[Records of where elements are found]
===

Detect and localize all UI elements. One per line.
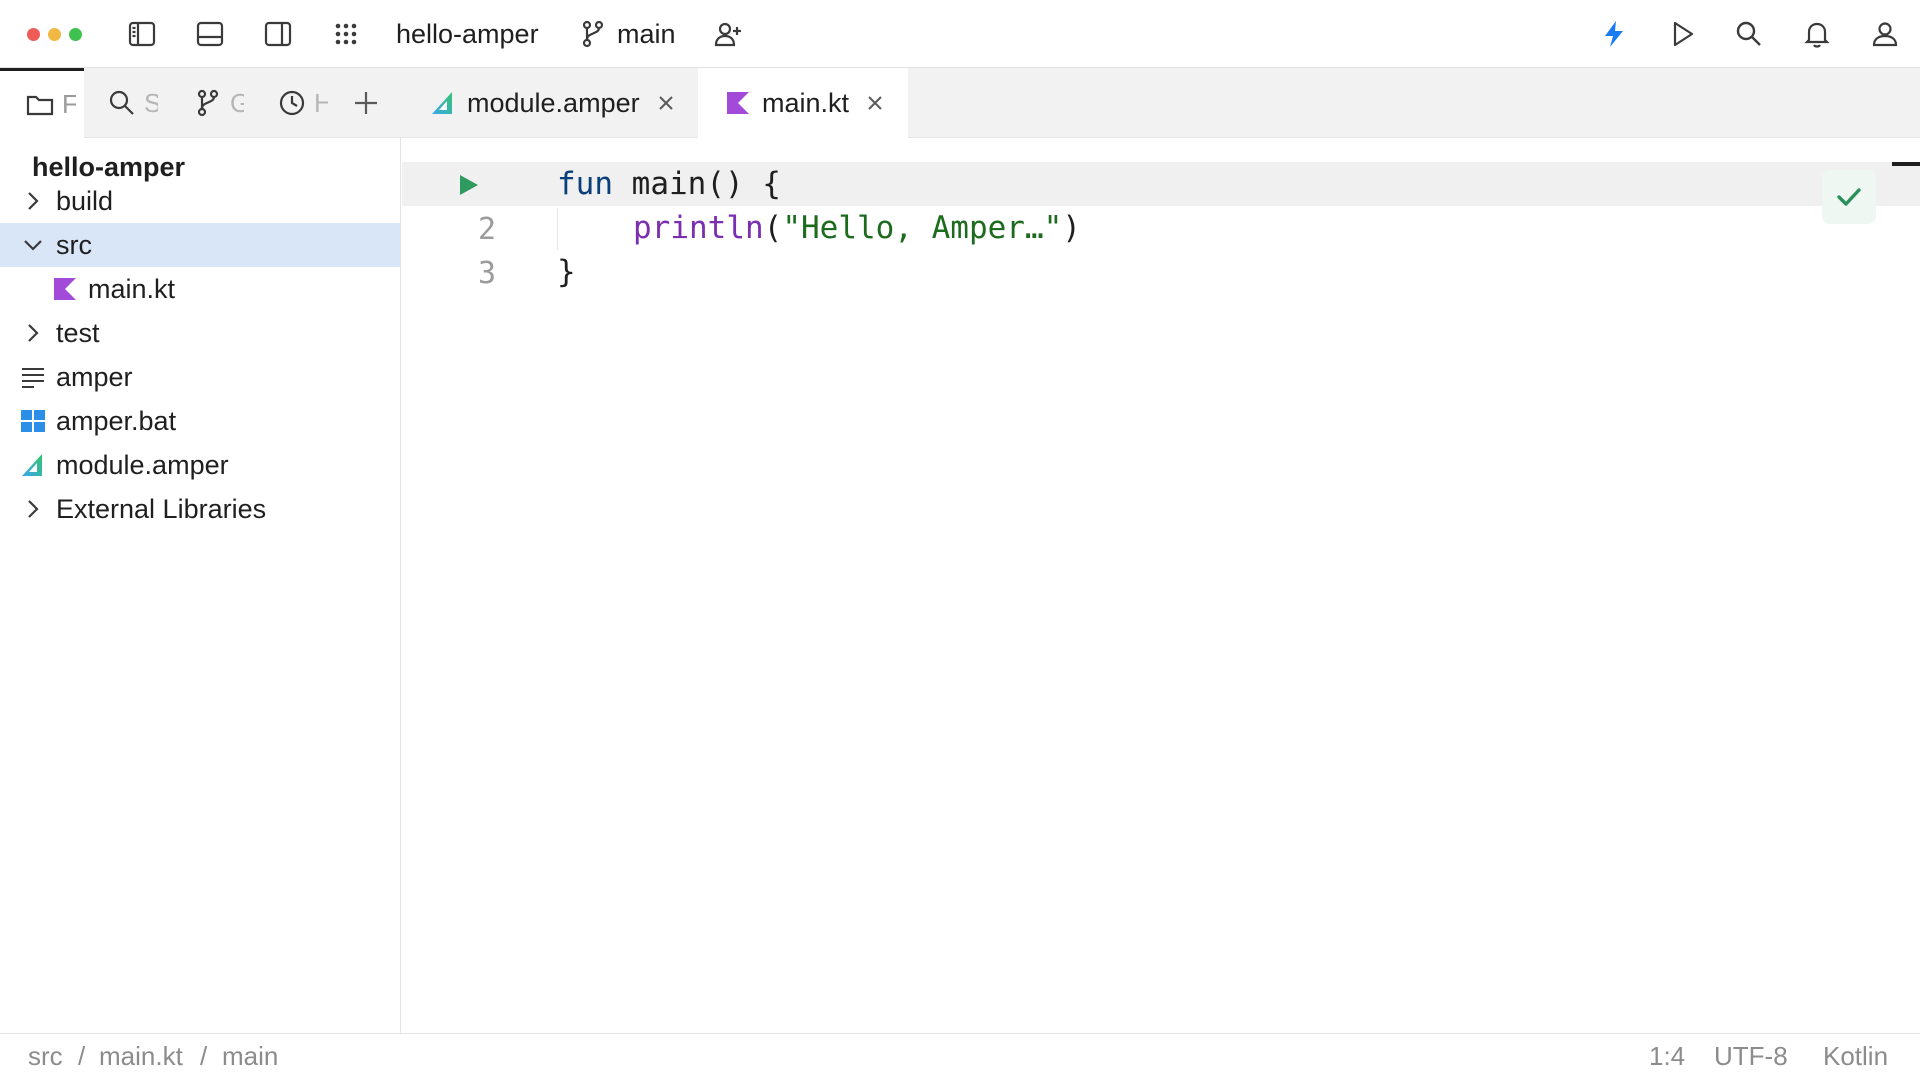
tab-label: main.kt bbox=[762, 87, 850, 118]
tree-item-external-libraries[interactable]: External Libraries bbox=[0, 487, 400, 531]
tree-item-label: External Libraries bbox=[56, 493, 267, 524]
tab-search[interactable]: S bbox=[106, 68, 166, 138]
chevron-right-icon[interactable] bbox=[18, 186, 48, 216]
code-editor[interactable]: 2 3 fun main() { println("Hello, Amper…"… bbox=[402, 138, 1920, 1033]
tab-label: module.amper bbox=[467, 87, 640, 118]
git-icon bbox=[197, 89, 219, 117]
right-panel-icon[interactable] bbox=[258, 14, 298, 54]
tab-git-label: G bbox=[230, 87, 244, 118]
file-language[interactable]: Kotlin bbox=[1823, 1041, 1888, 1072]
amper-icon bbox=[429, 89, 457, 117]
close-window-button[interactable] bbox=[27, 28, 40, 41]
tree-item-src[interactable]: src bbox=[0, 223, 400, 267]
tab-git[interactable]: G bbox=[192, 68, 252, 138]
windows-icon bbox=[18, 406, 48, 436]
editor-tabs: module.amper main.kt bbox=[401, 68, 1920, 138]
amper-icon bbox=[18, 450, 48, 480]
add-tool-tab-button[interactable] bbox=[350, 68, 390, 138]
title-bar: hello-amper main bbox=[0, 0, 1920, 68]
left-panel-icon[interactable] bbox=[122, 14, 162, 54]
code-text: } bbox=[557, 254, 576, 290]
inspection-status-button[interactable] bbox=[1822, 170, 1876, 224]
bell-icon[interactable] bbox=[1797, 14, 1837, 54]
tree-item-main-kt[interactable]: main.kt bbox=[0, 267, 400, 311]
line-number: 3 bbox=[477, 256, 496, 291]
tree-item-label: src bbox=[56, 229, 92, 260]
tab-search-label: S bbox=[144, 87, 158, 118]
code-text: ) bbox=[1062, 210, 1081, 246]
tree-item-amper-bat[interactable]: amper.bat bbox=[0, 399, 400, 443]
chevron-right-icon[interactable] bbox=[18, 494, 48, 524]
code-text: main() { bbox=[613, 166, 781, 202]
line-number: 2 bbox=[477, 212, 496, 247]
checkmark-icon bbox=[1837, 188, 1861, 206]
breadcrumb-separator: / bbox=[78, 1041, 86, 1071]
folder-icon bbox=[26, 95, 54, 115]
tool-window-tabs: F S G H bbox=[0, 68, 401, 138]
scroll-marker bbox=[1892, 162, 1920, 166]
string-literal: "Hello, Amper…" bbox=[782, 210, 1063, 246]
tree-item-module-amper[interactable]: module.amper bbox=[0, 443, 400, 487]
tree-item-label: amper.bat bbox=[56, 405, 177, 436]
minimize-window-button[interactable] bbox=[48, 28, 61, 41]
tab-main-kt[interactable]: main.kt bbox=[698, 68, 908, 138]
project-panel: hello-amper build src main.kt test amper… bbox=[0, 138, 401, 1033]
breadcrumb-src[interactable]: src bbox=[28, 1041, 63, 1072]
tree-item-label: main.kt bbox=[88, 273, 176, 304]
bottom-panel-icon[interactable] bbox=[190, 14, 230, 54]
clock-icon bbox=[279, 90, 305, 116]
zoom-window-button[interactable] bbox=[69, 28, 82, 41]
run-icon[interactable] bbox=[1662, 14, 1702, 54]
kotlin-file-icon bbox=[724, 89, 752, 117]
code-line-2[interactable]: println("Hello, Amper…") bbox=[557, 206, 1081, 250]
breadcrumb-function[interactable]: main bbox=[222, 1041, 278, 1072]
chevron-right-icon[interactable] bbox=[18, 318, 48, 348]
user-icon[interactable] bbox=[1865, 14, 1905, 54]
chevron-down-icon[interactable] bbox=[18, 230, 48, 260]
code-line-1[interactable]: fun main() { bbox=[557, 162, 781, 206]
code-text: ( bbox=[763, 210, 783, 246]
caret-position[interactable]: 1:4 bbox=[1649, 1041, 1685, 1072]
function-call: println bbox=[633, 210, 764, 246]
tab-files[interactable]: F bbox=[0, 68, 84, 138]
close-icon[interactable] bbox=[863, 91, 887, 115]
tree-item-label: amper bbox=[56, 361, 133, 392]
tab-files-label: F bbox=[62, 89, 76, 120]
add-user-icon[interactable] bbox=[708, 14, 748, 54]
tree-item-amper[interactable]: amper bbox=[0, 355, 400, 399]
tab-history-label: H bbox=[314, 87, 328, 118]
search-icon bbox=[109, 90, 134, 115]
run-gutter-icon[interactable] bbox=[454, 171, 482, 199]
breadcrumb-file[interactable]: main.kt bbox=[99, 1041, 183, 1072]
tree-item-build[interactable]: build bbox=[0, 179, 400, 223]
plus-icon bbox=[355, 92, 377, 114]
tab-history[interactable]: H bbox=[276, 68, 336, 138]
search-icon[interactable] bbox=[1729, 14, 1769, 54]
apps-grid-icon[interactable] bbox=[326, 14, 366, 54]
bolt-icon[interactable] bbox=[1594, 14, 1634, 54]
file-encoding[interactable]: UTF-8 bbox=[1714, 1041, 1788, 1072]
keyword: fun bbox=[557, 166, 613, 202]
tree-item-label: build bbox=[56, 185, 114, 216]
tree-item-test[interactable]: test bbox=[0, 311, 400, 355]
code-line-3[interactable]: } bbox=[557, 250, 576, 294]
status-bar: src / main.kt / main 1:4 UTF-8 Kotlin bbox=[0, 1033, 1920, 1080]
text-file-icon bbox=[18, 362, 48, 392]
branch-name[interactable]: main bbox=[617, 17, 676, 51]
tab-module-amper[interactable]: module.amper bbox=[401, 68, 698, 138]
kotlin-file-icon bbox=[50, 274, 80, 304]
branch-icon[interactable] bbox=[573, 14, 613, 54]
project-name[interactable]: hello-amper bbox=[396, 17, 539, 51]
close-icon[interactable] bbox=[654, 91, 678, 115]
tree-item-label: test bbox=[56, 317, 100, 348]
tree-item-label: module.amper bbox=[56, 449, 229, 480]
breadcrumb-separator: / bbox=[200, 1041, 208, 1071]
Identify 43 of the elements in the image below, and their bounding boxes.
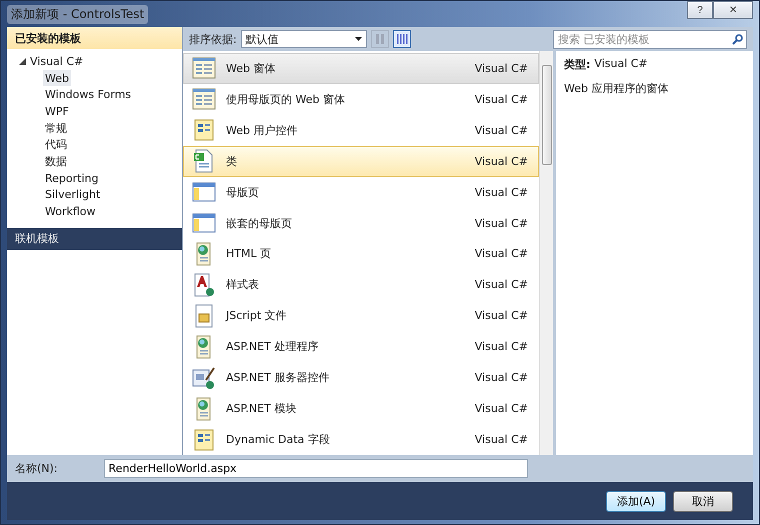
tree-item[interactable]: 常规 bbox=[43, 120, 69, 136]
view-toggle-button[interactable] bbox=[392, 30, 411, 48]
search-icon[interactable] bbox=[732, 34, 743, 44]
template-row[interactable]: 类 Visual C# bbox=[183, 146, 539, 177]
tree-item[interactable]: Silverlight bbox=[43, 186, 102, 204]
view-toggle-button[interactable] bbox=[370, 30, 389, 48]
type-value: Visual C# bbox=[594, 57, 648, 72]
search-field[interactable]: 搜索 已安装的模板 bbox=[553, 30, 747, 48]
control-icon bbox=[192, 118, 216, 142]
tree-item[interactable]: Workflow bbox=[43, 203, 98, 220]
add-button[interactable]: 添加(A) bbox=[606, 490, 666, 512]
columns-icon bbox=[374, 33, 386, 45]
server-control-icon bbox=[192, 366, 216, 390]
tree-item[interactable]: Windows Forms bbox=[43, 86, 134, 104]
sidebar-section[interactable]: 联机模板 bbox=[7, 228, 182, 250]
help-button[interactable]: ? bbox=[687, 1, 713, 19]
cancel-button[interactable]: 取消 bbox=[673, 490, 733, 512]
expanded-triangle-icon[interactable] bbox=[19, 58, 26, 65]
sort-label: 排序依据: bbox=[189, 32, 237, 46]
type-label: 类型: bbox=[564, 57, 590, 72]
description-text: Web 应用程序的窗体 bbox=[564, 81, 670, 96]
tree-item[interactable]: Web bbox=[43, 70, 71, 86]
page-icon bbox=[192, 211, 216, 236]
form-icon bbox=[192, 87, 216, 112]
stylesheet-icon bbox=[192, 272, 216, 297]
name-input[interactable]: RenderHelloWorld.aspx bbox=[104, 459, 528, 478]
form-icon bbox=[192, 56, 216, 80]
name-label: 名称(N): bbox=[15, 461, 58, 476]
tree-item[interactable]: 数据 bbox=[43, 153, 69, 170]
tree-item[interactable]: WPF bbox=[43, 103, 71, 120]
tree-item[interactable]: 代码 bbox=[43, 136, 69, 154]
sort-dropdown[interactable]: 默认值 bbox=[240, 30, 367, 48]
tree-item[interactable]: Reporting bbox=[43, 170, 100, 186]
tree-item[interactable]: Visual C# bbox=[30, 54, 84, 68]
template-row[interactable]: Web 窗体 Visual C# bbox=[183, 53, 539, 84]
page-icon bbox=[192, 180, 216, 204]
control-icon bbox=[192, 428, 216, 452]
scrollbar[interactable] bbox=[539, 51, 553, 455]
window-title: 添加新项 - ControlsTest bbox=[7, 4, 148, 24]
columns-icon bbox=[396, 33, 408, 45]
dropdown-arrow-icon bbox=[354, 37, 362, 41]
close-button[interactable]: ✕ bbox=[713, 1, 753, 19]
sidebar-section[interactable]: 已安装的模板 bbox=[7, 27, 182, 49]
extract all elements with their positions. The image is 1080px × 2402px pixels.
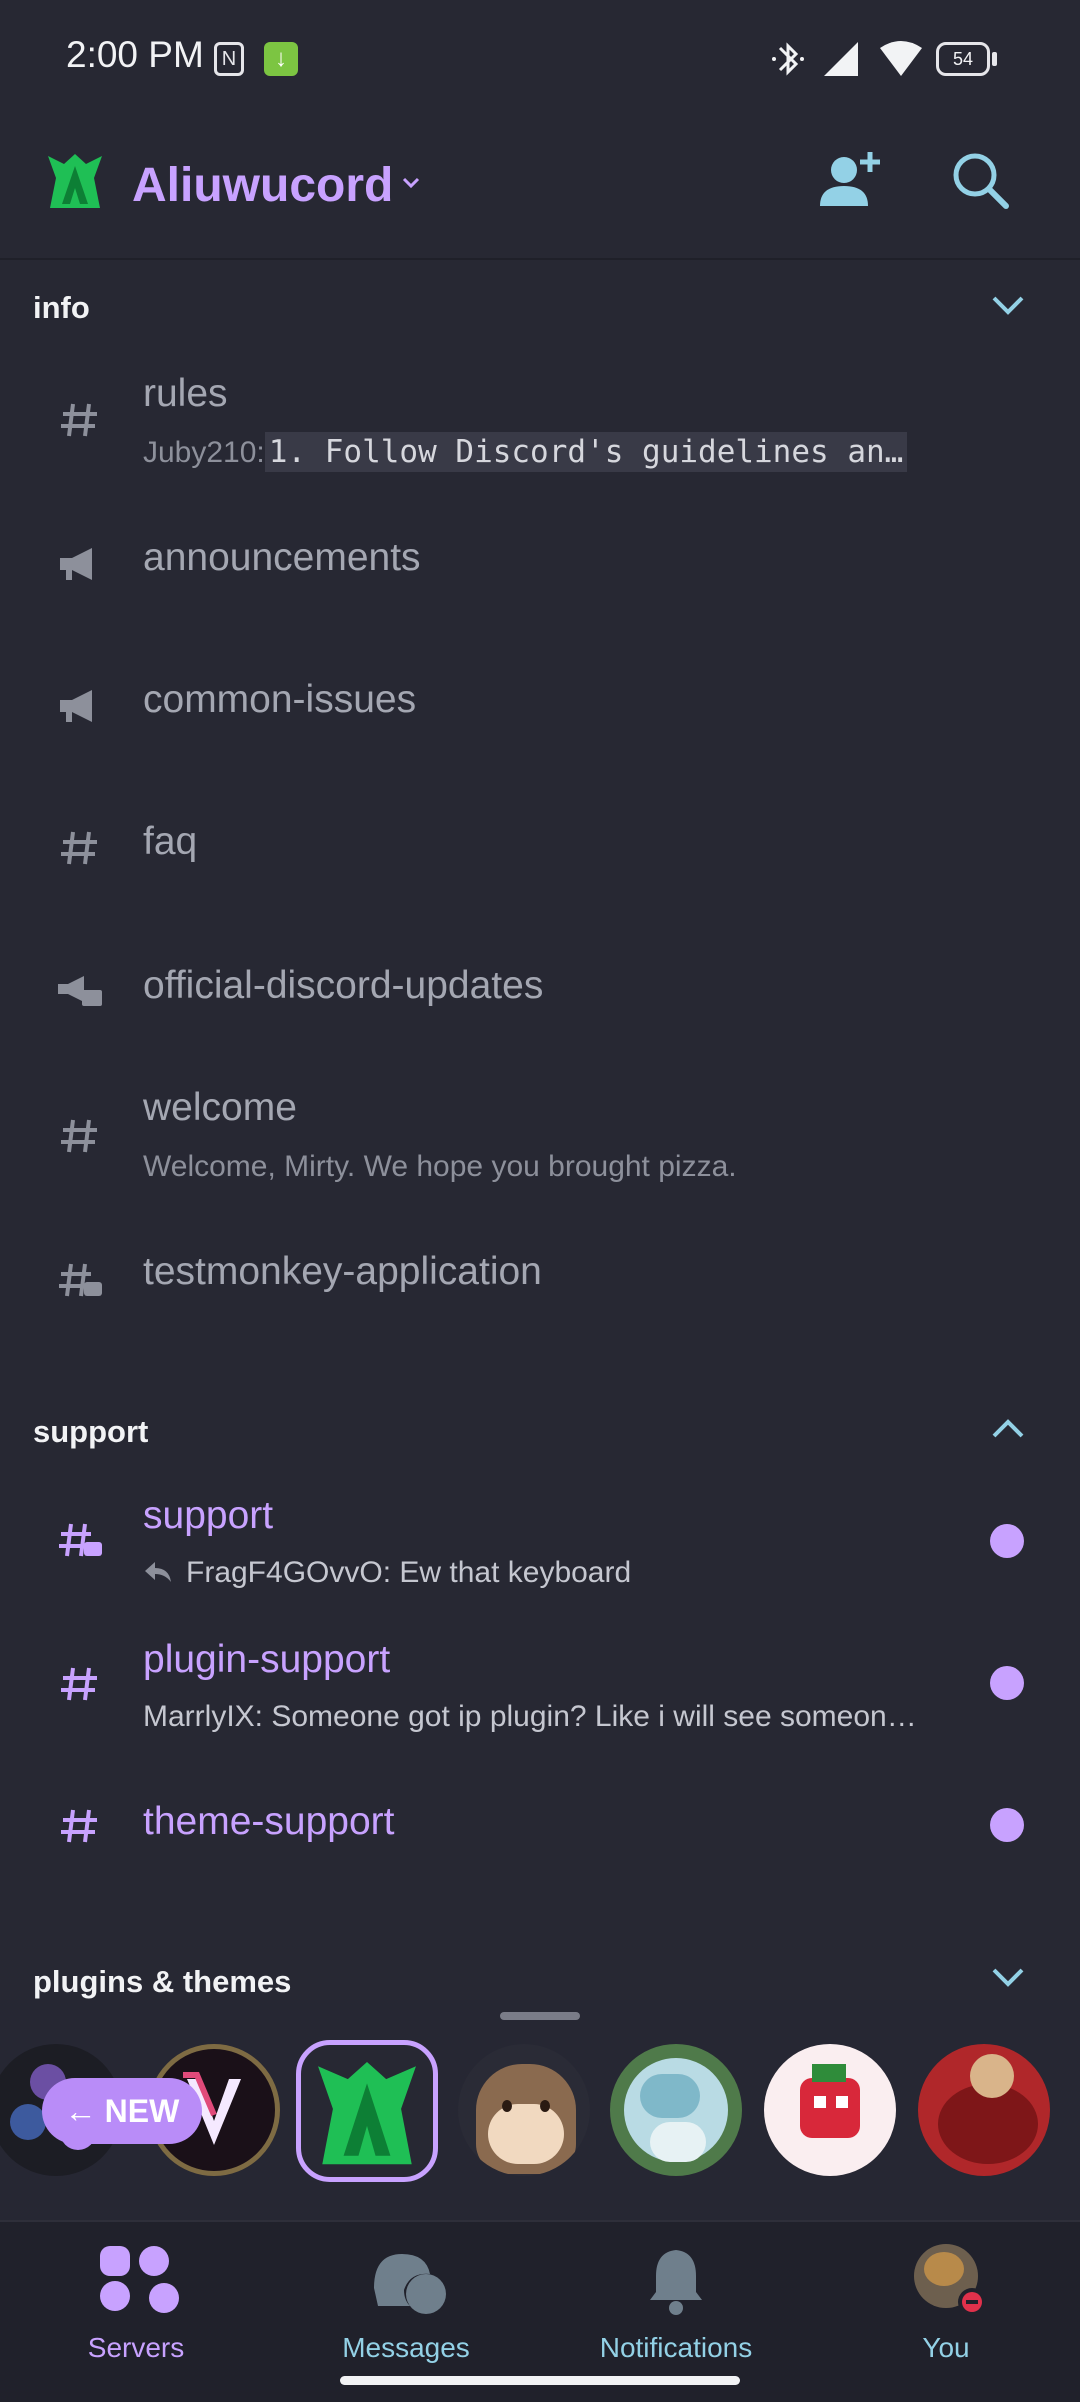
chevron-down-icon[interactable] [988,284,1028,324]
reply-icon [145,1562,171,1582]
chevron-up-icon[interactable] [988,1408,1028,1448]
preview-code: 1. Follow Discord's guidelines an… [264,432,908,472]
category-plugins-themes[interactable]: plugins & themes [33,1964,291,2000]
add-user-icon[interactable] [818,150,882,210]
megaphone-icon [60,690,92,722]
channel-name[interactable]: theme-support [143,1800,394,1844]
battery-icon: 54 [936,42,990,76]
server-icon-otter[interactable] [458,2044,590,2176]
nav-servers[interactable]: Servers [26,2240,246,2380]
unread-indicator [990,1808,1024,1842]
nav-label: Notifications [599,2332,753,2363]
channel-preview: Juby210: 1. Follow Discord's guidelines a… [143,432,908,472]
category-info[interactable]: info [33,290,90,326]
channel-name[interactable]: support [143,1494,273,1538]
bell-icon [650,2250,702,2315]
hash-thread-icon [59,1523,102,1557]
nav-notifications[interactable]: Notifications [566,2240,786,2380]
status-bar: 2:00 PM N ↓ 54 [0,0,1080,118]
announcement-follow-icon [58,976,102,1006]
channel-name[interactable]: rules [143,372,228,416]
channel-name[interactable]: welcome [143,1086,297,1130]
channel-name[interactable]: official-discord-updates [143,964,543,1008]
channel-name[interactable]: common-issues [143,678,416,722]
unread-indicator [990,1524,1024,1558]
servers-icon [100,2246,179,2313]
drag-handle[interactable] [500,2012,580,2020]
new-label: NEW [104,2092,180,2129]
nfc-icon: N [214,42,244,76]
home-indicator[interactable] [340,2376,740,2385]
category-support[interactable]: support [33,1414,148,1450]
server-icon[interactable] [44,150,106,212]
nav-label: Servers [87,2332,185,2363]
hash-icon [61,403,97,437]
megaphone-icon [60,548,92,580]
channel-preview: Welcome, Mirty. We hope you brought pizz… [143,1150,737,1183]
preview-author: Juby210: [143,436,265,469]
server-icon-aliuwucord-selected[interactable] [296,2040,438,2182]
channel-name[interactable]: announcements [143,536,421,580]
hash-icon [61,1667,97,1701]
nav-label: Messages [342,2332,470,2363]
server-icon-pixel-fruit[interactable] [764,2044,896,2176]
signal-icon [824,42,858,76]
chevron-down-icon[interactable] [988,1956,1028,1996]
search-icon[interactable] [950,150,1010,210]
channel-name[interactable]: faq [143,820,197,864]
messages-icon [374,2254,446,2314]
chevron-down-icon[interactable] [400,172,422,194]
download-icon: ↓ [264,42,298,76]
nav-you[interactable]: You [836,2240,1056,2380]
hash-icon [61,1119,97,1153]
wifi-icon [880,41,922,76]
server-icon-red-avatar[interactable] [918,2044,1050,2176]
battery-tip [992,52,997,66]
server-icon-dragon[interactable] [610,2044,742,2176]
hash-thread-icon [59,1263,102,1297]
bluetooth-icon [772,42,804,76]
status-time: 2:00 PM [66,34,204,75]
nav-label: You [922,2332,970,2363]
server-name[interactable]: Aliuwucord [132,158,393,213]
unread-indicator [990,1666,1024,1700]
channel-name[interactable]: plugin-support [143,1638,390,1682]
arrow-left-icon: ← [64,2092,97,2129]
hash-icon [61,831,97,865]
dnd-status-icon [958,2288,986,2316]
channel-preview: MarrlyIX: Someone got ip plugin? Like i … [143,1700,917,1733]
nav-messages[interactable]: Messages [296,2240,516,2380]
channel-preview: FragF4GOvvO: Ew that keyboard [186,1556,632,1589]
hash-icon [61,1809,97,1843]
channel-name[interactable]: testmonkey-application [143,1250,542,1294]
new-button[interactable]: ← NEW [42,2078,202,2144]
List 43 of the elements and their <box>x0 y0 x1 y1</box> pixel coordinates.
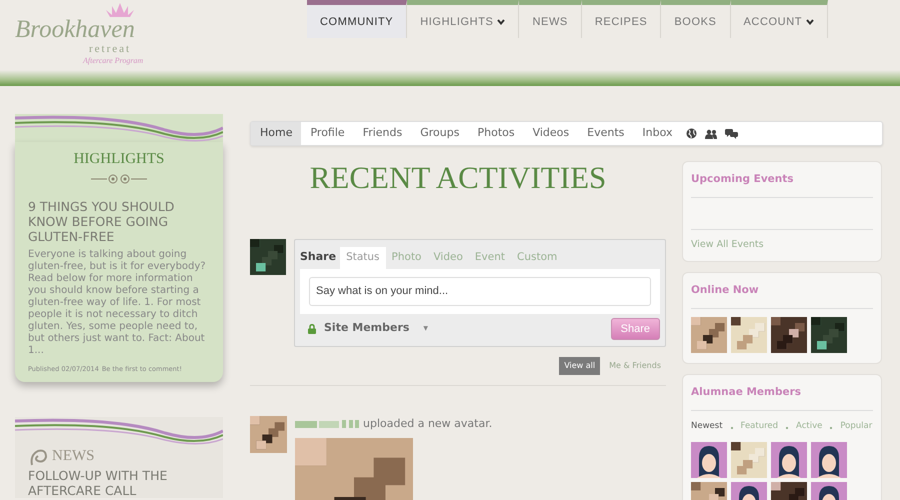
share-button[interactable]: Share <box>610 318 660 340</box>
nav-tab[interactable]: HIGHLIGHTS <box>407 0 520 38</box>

===

[REQUIREMENTS]
Rewrite the lines of the material as a numbered list, from the line with "tab-label: main.kt bbox=[762, 87, 850, 118]" to the line with "tab-git-label: G bbox=[230, 87, 244, 118]", both included. Leave out any blank lines.

[SOLUTION TO THIS TASK]
1. tab-label: main.kt bbox=[762, 87, 850, 118]
2. tree-item-external-libraries[interactable]: External Libraries bbox=[0, 487, 400, 531]
3. tree-item-label: External Libraries bbox=[56, 493, 267, 524]
4. tab-search[interactable]: S bbox=[106, 68, 166, 138]
5. chevron-right-icon[interactable] bbox=[18, 186, 48, 216]
6. code-editor[interactable]: 2 3 fun main() { println("Hello, Amper…"… bbox=[402, 138, 1920, 1033]
7. tab-label: module.amper bbox=[467, 87, 640, 118]
8. git-icon bbox=[197, 89, 219, 117]
9. right-panel-icon[interactable] bbox=[258, 14, 298, 54]
10. tab-git-label: G bbox=[230, 87, 244, 118]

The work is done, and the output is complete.